#### [SUPPLIED INFORMATION]
====================

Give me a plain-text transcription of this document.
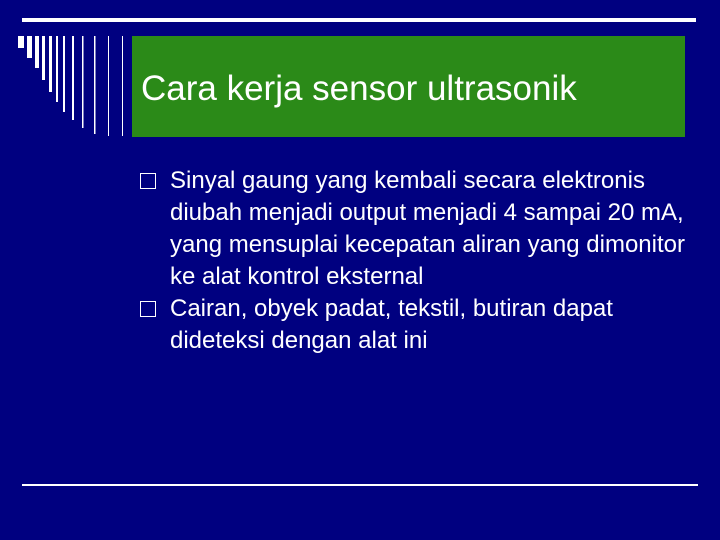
Cara kerja sensor ultrasonik
Sinyal gaung yang kembali secara elektronis diubah menjadi output menjadi 4 sampai 20 mA, yang mensuplai kecepatan aliran yang dimonitor ke alat kontrol eksternal
Cairan, obyek padat, tekstil, butiran dapat dideteksi dengan alat ini
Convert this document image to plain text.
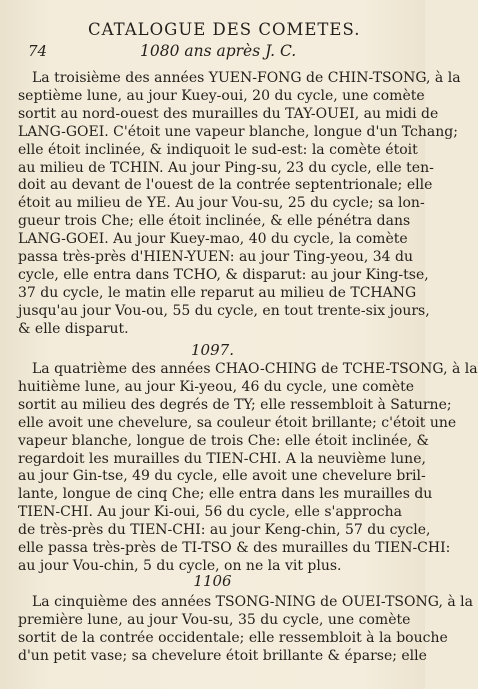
74
CATALOGUE DES COMETES.
1080 ans après J. C.
La troisième des années YUEN-FONG de CHIN-TSONG, à la
septième lune, au jour Kuey-oui, 20 du cycle, une comète
sortit au nord-ouest des murailles du TAY-OUEI, au midi de
LANG-GOEI. C'étoit une vapeur blanche, longue d'un Tchang;
elle étoit inclinée, & indiquoit le sud-est: la comète étoit
au milieu de TCHIN. Au jour Ping-su, 23 du cycle, elle ten-
doit au devant de l'ouest de la contrée septentrionale; elle
étoit au milieu de YE. Au jour Vou-su, 25 du cycle; sa lon-
gueur trois Che; elle étoit inclinée, & elle pénétra dans
LANG-GOEI. Au jour Kuey-mao, 40 du cycle, la comète
passa très-près d'HIEN-YUEN: au jour Ting-yeou, 34 du
cycle, elle entra dans TCHO, & disparut: au jour King-tse,
37 du cycle, le matin elle reparut au milieu de TCHANG
jusqu'au jour Vou-ou, 55 du cycle, en tout trente-six jours,
& elle disparut.
1097.
La quatrième des années CHAO-CHING de TCHE-TSONG, à la
huitième lune, au jour Ki-yeou, 46 du cycle, une comète
sortit au milieu des degrés de TY; elle ressembloit à Saturne;
elle avoit une chevelure, sa couleur étoit brillante; c'étoit une
vapeur blanche, longue de trois Che: elle étoit inclinée, &
regardoit les murailles du TIEN-CHI. A la neuvième lune,
au jour Gin-tse, 49 du cycle, elle avoit une chevelure bril-
lante, longue de cinq Che; elle entra dans les murailles du
TIEN-CHI. Au jour Ki-oui, 56 du cycle, elle s'approcha
de très-près du TIEN-CHI: au jour Keng-chin, 57 du cycle,
elle passa très-près de TI-TSO & des murailles du TIEN-CHI:
au jour Vou-chin, 5 du cycle, on ne la vit plus.
1106
La cinquième des années TSONG-NING de OUEI-TSONG, à la
première lune, au jour Vou-su, 35 du cycle, une comète
sortit de la contrée occidentale; elle ressembloit à la bouche
d'un petit vase; sa chevelure étoit brillante & éparse; elle
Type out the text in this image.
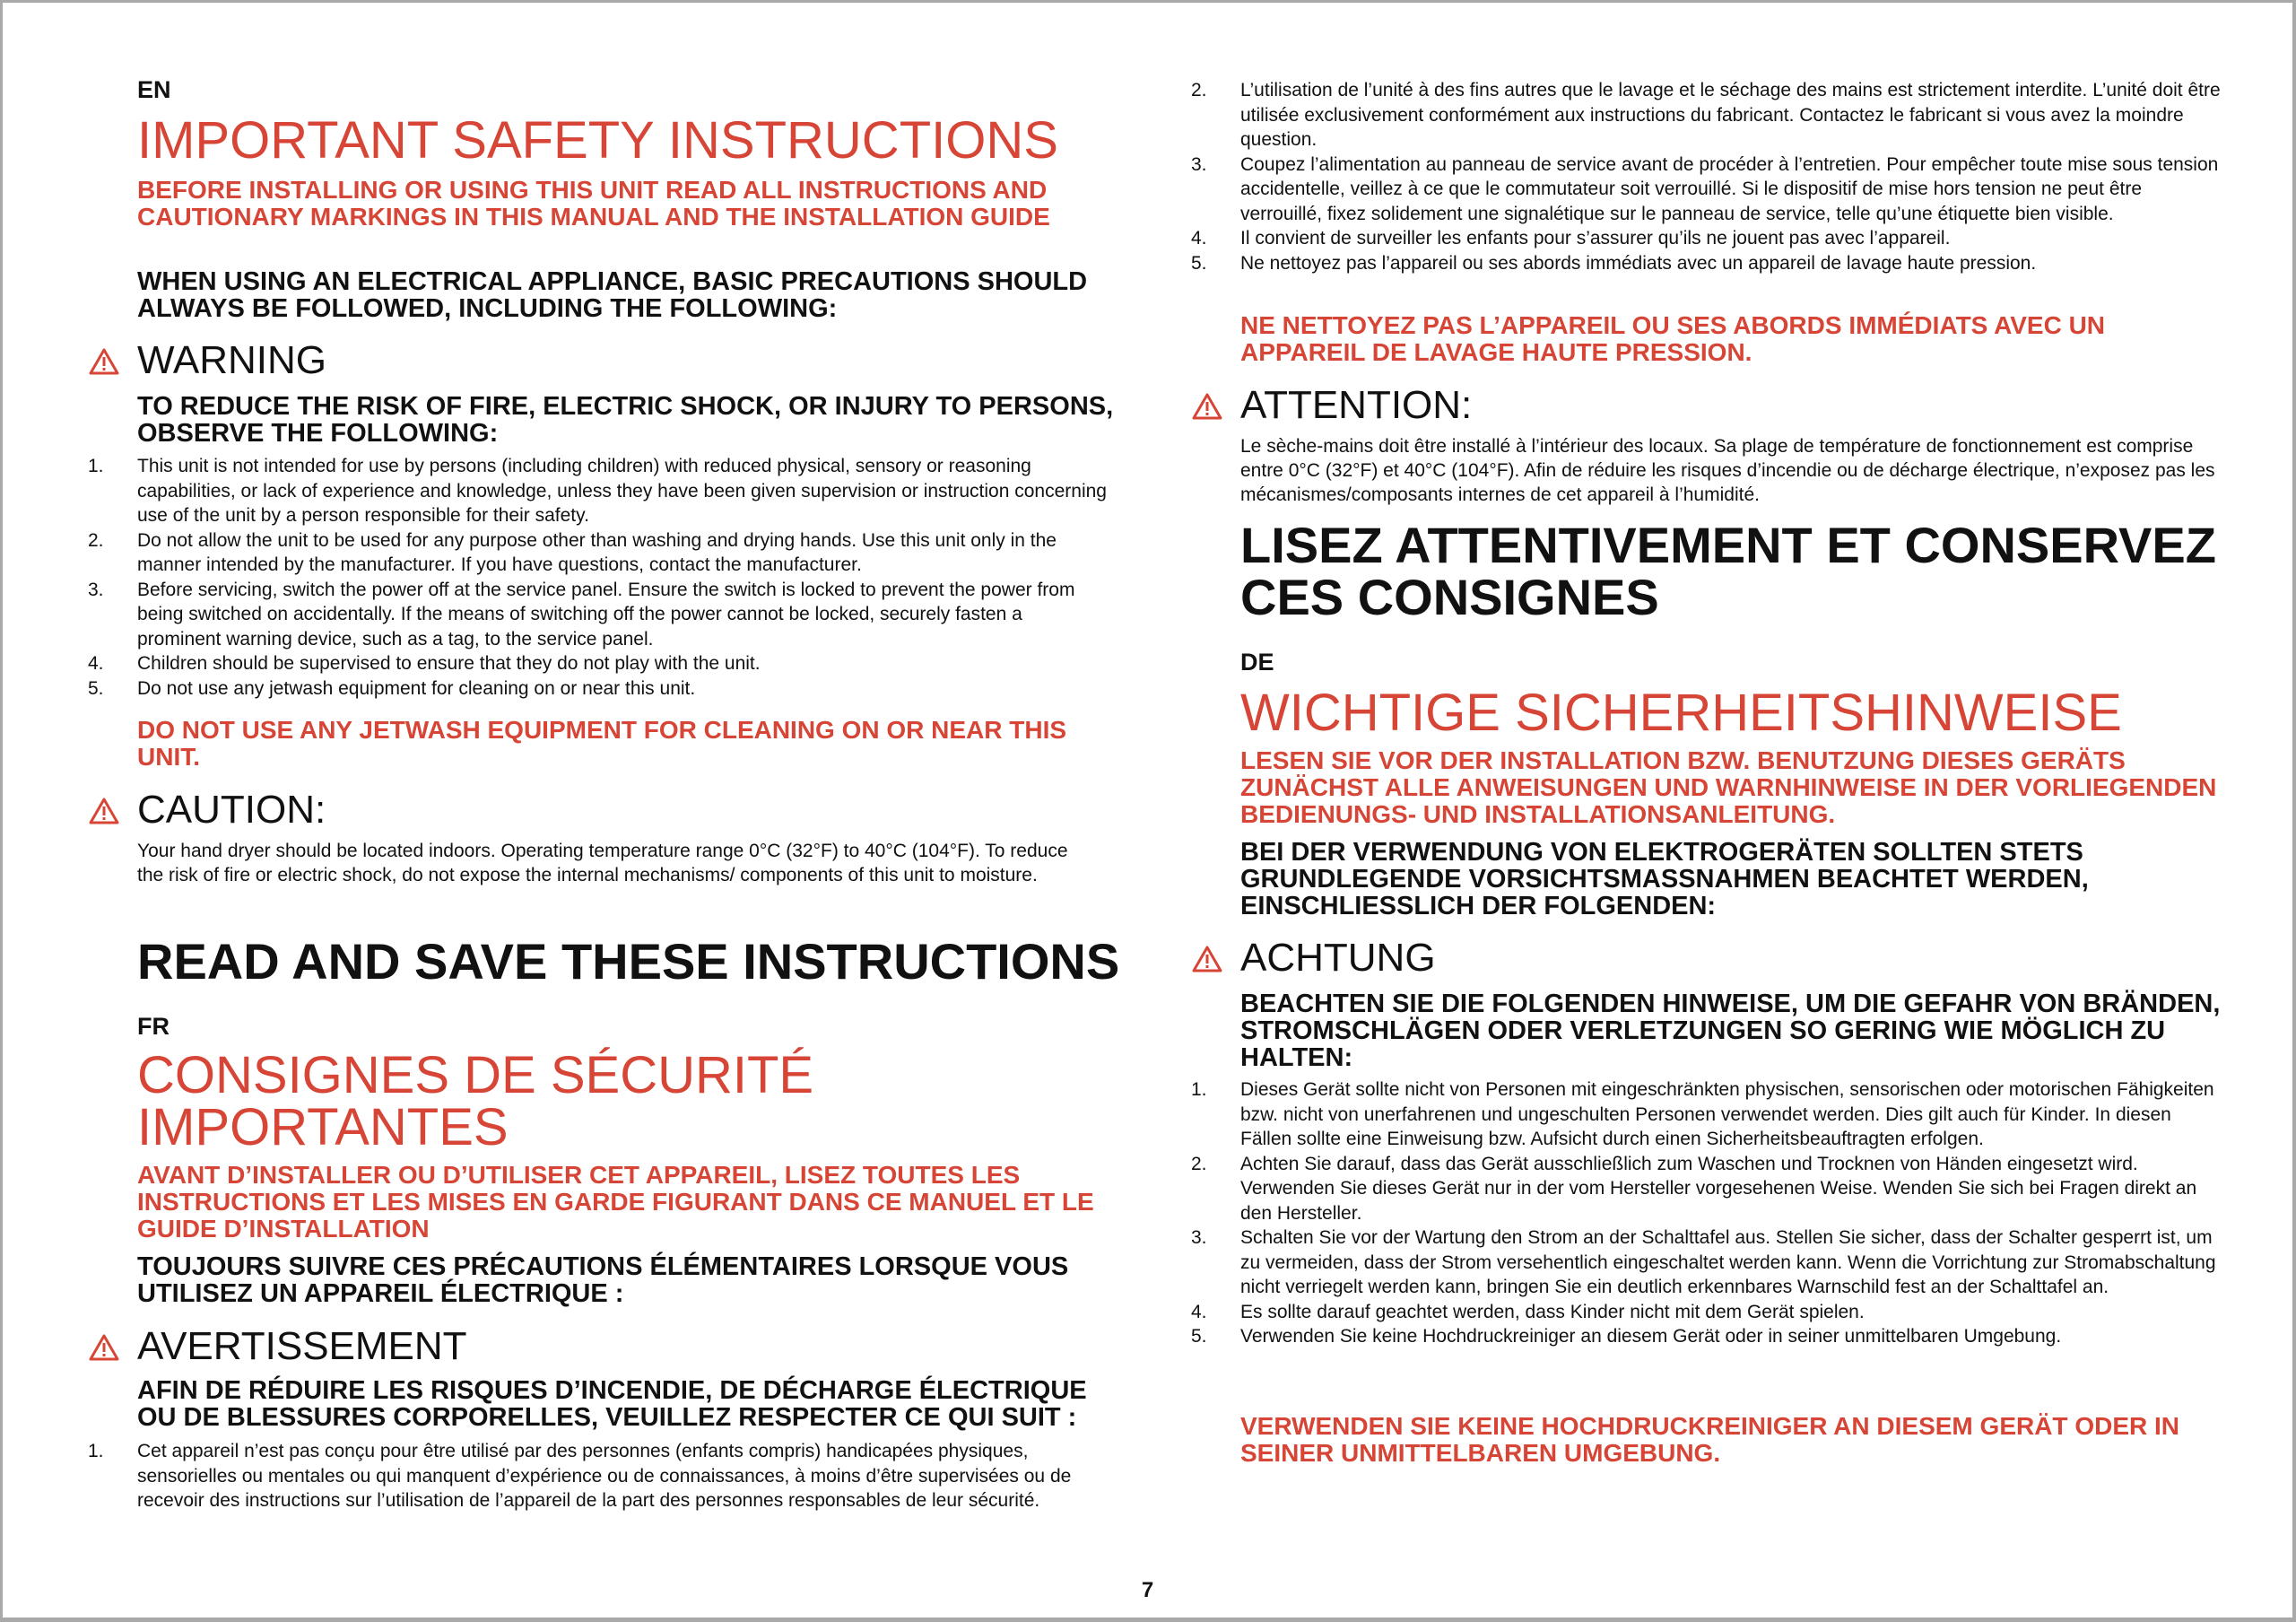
EN
IMPORTANT SAFETY INSTRUCTIONS
BEFORE INSTALLING OR USING THIS UNIT READ ALL INSTRUCTIONS AND CAUTIONARY MARKINGS IN THIS MANUAL AND THE INSTALLATION GUIDE
WHEN USING AN ELECTRICAL APPLIANCE, BASIC PRECAUTIONS SHOULD ALWAYS BE FOLLOWED, INCLUDING THE FOLLOWING:
WARNING
TO REDUCE THE RISK OF FIRE, ELECTRIC SHOCK, OR INJURY TO PERSONS, OBSERVE THE FOLLOWING:
1.	This unit is not intended for use by persons (including children) with reduced physical, sensory or reasoning capabilities, or lack of experience and knowledge, unless they have been given supervision or instruction concerning use of the unit by a person responsible for their safety.
2.	Do not allow the unit to be used for any purpose other than washing and drying hands. Use this unit only in the manner intended by the manufacturer. If you have questions, contact the manufacturer.
3.	Before servicing, switch the power off at the service panel. Ensure the switch is locked to prevent the power from being switched on accidentally. If the means of switching off the power cannot be locked, securely fasten a prominent warning device, such as a tag, to the service panel.
4.	Children should be supervised to ensure that they do not play with the unit.
5.	Do not use any jetwash equipment for cleaning on or near this unit.
DO NOT USE ANY JETWASH EQUIPMENT FOR CLEANING ON OR NEAR THIS UNIT.
CAUTION:
Your hand dryer should be located indoors. Operating temperature range 0°C (32°F) to 40°C (104°F). To reduce the risk of fire or electric shock, do not expose the internal mechanisms/ components of this unit to moisture.
READ AND SAVE THESE INSTRUCTIONS
FR
CONSIGNES DE SÉCURITÉ
IMPORTANTES
AVANT D’INSTALLER OU D’UTILISER CET APPAREIL, LISEZ TOUTES LES INSTRUCTIONS ET LES MISES EN GARDE FIGURANT DANS CE MANUEL ET LE GUIDE D’INSTALLATION
TOUJOURS SUIVRE CES PRÉCAUTIONS ÉLÉMENTAIRES LORSQUE VOUS UTILISEZ UN APPAREIL ÉLECTRIQUE :
AVERTISSEMENT
AFIN DE RÉDUIRE LES RISQUES D’INCENDIE, DE DÉCHARGE ÉLECTRIQUE OU DE BLESSURES CORPORELLES, VEUILLEZ RESPECTER CE QUI SUIT :
1.	Cet appareil n’est pas conçu pour être utilisé par des personnes (enfants compris) handicapées physiques, sensorielles ou mentales ou qui manquent d’expérience ou de connaissances, à moins d’être supervisées ou de recevoir des instructions sur l’utilisation de l’appareil de la part des personnes responsables de leur sécurité.
2.	L’utilisation de l’unité à des fins autres que le lavage et le séchage des mains est strictement interdite. L’unité doit être utilisée exclusivement conformément aux instructions du fabricant. Contactez le fabricant si vous avez la moindre question.
3.	Coupez l’alimentation au panneau de service avant de procéder à l’entretien. Pour empêcher toute mise sous tension accidentelle, veillez à ce que le commutateur soit verrouillé. Si le dispositif de mise hors tension ne peut être verrouillé, fixez solidement une signalétique sur le panneau de service, telle qu’une étiquette bien visible.
4.	Il convient de surveiller les enfants pour s’assurer qu’ils ne jouent pas avec l’appareil.
5.	Ne nettoyez pas l’appareil ou ses abords immédiats avec un appareil de lavage haute pression.
NE NETTOYEZ PAS L’APPAREIL OU SES ABORDS IMMÉDIATS AVEC UN APPAREIL DE LAVAGE HAUTE PRESSION.
ATTENTION:
Le sèche-mains doit être installé à l’intérieur des locaux. Sa plage de température de fonctionnement est comprise entre 0°C (32°F) et 40°C (104°F). Afin de réduire les risques d’incendie ou de décharge électrique, n’exposez pas les mécanismes/composants internes de cet appareil à l’humidité.
LISEZ ATTENTIVEMENT ET CONSERVEZ
CES CONSIGNES
DE
WICHTIGE SICHERHEITSHINWEISE
LESEN SIE VOR DER INSTALLATION BZW. BENUTZUNG DIESES GERÄTS ZUNÄCHST ALLE ANWEISUNGEN UND WARNHINWEISE IN DER VORLIEGENDEN BEDIENUNGS- UND INSTALLATIONSANLEITUNG.
BEI DER VERWENDUNG VON ELEKTROGERÄTEN SOLLTEN STETS GRUNDLEGENDE VORSICHTSMASSNAHMEN BEACHTET WERDEN, EINSCHLIESSLICH DER FOLGENDEN:
ACHTUNG
BEACHTEN SIE DIE FOLGENDEN HINWEISE, UM DIE GEFAHR VON BRÄNDEN, STROMSCHLÄGEN ODER VERLETZUNGEN SO GERING WIE MÖGLICH ZU HALTEN:
1.	Dieses Gerät sollte nicht von Personen mit eingeschränkten physischen, sensorischen oder motorischen Fähigkeiten bzw. nicht von unerfahrenen und ungeschulten Personen verwendet werden. Dies gilt auch für Kinder. In diesen Fällen sollte eine Einweisung bzw. Aufsicht durch einen Sicherheitsbeauftragten erfolgen.
2.	Achten Sie darauf, dass das Gerät ausschließlich zum Waschen und Trocknen von Händen eingesetzt wird. Verwenden Sie dieses Gerät nur in der vom Hersteller vorgesehenen Weise. Wenden Sie sich bei Fragen direkt an den Hersteller.
3.	Schalten Sie vor der Wartung den Strom an der Schalttafel aus. Stellen Sie sicher, dass der Schalter gesperrt ist, um zu vermeiden, dass der Strom versehentlich eingeschaltet werden kann. Wenn die Vorrichtung zur Stromabschaltung nicht verriegelt werden kann, bringen Sie ein deutlich erkennbares Warnschild fest an der Schalttafel an.
4.	Es sollte darauf geachtet werden, dass Kinder nicht mit dem Gerät spielen.
5.	Verwenden Sie keine Hochdruckreiniger an diesem Gerät oder in seiner unmittelbaren Umgebung.
VERWENDEN SIE KEINE HOCHDRUCKREINIGER AN DIESEM GERÄT ODER IN SEINER UNMITTELBAREN UMGEBUNG.
7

====================

Return every line containing "chevelure".

elle avoit une chevelure, sa couleur étoit brillante; c'étoit une
au jour Gin-tse, 49 du cycle, elle avoit une chevelure bril-
d'un petit vase; sa chevelure étoit brillante & éparse; elle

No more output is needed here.